**What you will do:** Report every line in the listing that contains the string "your".

□ □ □

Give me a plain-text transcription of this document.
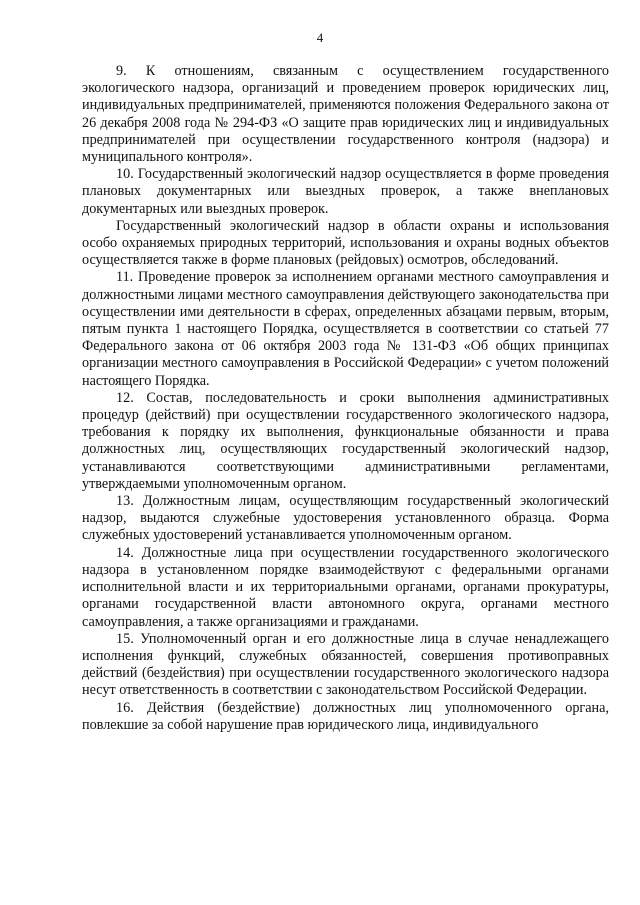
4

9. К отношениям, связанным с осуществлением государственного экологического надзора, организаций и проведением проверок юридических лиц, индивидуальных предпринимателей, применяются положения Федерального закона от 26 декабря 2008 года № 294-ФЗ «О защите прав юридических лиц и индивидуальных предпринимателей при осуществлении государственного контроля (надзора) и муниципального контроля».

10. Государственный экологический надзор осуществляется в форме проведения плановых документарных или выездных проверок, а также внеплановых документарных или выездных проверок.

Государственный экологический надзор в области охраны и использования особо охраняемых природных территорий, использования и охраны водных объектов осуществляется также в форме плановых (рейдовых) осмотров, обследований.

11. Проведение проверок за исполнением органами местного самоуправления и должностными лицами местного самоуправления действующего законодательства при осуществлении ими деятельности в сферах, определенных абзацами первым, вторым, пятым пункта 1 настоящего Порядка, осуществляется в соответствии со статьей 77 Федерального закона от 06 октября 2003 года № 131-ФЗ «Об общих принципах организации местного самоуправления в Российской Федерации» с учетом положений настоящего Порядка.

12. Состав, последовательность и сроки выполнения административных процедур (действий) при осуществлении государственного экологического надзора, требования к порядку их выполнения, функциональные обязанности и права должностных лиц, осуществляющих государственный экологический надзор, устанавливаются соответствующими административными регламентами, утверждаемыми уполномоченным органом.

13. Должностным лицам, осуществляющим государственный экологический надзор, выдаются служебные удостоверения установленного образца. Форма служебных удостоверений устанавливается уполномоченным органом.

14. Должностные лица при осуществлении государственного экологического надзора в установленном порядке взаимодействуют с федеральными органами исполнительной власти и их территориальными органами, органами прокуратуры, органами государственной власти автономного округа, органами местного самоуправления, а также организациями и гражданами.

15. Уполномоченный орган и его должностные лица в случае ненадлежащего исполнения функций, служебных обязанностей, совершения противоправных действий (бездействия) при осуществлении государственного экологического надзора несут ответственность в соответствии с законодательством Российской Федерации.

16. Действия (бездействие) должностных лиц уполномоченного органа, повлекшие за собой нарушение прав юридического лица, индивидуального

□ □ □

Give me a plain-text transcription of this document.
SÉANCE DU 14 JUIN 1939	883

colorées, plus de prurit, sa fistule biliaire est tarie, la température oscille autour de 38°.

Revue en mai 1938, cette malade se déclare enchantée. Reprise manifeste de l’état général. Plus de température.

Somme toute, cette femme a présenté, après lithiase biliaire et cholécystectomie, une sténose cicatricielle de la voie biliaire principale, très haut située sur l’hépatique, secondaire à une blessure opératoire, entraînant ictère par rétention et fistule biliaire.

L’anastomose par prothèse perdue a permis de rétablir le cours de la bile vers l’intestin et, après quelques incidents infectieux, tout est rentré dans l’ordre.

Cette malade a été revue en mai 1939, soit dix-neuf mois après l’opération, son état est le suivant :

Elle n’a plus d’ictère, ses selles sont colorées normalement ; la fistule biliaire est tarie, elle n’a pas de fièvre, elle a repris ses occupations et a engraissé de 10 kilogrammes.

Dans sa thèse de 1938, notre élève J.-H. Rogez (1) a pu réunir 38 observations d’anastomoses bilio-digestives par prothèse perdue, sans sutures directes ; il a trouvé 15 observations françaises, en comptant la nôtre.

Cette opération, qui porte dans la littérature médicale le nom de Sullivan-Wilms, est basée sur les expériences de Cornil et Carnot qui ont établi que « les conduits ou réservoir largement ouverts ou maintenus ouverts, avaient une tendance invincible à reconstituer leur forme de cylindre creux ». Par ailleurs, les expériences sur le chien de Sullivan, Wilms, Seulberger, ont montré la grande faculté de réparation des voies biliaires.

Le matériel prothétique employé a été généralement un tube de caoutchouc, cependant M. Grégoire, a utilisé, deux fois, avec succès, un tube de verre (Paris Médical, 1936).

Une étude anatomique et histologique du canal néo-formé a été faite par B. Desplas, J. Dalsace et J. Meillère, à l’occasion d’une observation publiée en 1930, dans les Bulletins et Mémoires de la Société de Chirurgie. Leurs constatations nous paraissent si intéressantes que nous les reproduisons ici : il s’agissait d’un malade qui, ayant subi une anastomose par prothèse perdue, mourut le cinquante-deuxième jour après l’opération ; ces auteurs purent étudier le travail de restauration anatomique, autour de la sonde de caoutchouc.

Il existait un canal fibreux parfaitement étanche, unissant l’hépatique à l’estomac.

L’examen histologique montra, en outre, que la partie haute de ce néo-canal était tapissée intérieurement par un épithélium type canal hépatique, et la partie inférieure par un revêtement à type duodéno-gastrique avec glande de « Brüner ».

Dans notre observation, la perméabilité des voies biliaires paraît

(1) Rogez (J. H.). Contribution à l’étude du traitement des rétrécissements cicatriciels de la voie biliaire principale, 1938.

□ □ □

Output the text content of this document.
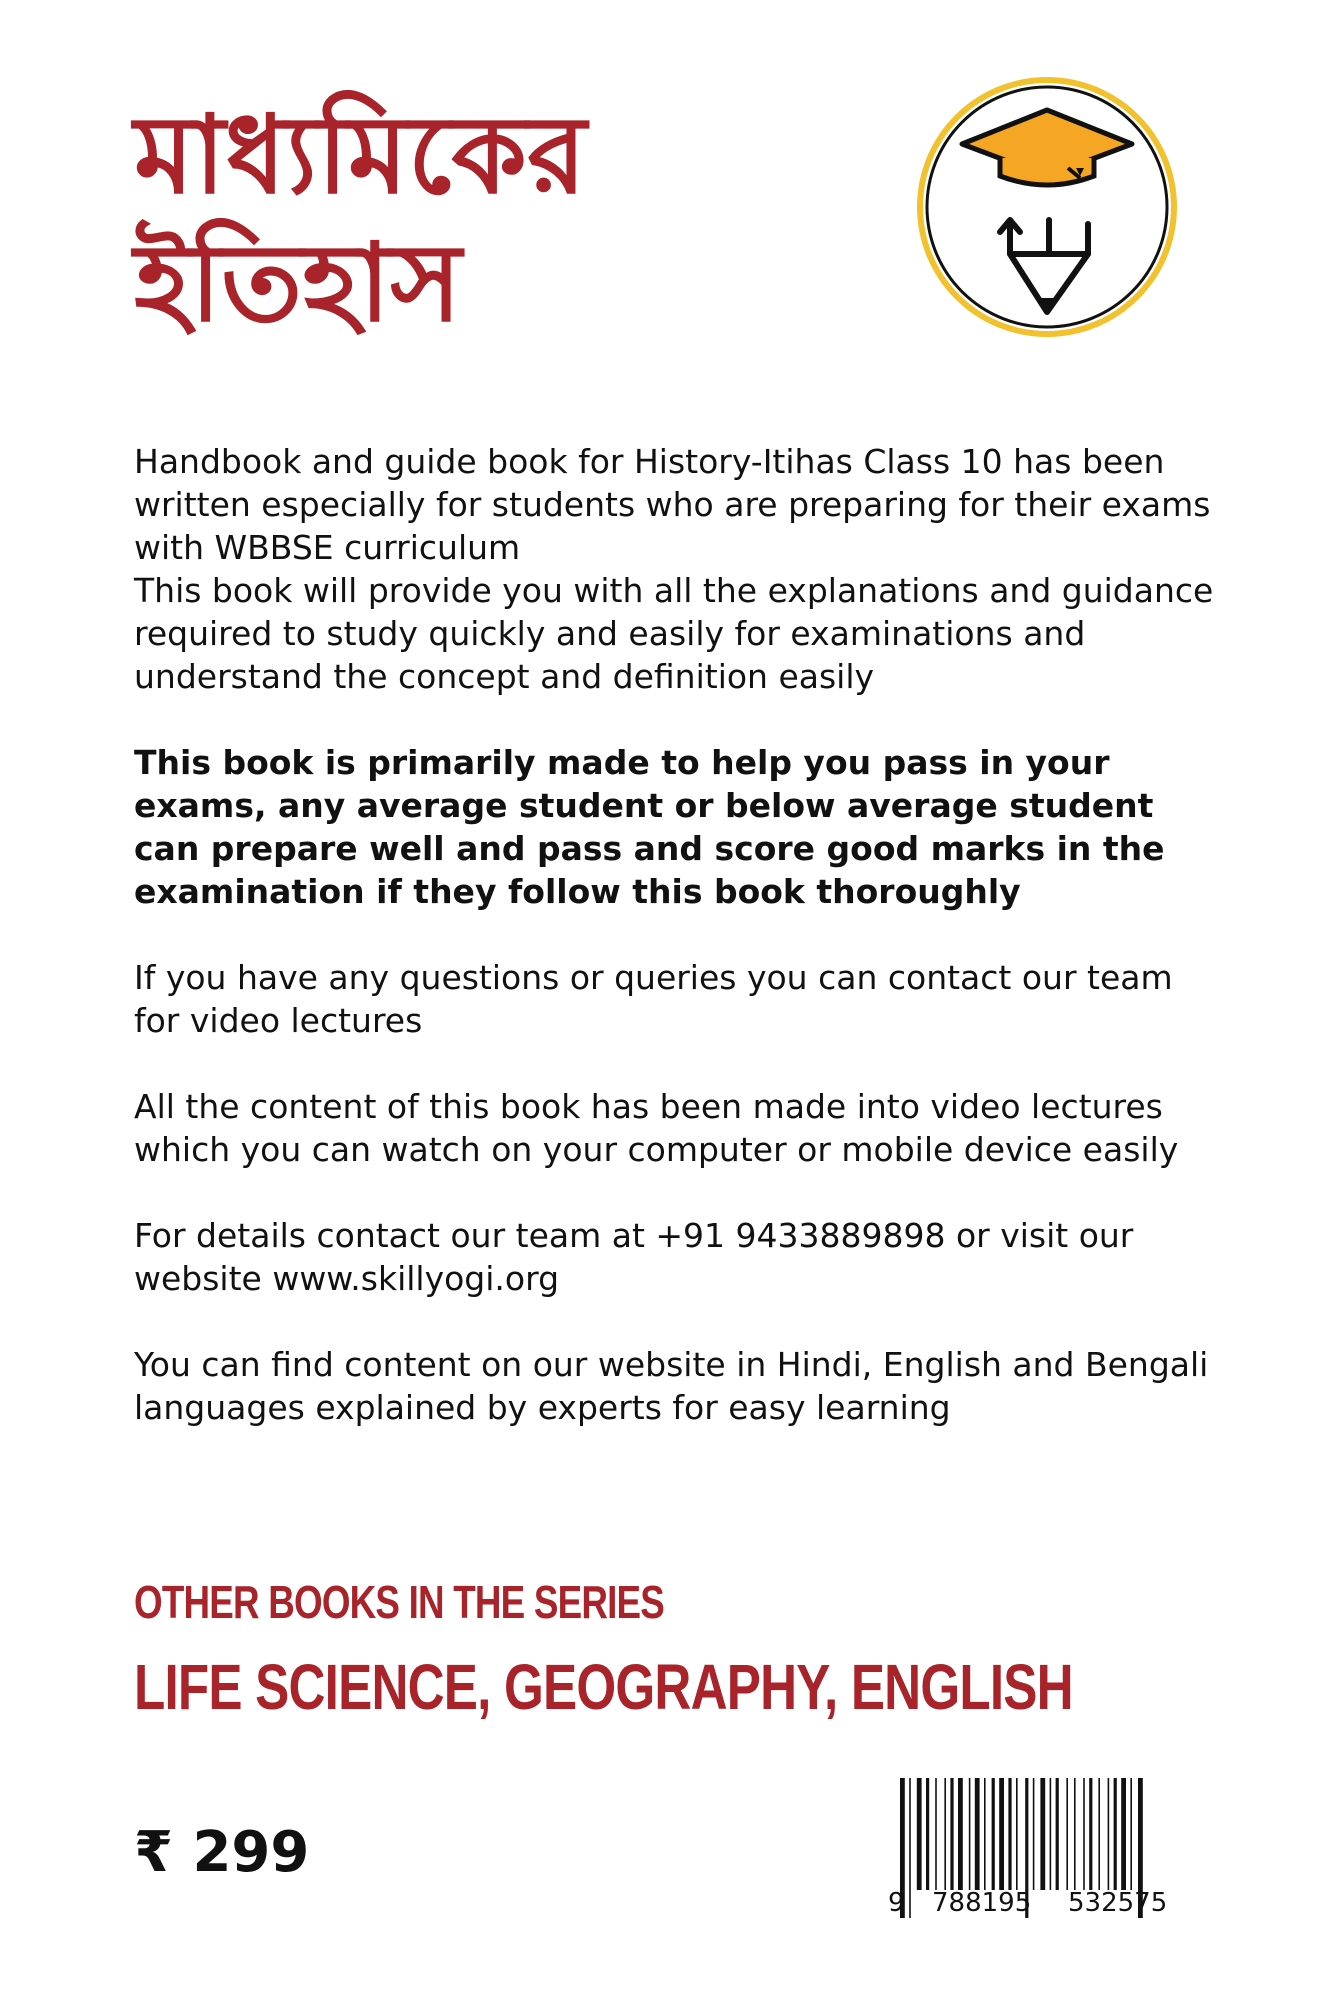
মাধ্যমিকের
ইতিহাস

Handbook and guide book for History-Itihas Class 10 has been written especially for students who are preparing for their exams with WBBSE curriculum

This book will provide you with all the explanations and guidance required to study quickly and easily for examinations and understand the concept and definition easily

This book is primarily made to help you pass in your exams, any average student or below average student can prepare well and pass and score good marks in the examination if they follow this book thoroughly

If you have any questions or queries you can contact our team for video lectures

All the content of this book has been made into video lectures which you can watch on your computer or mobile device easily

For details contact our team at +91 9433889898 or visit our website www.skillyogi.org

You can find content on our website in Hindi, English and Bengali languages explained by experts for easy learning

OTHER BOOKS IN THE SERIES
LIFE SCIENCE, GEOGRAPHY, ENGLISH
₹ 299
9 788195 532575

□ □ □

**Exercise answer:**
This book is primarily made to help you pass in your exams, any average student or below average student can prepare well and pass and score good marks in the examination if they follow this book thoroughly
All the content of this book has been made into video lectures which you can watch on your computer or mobile device easily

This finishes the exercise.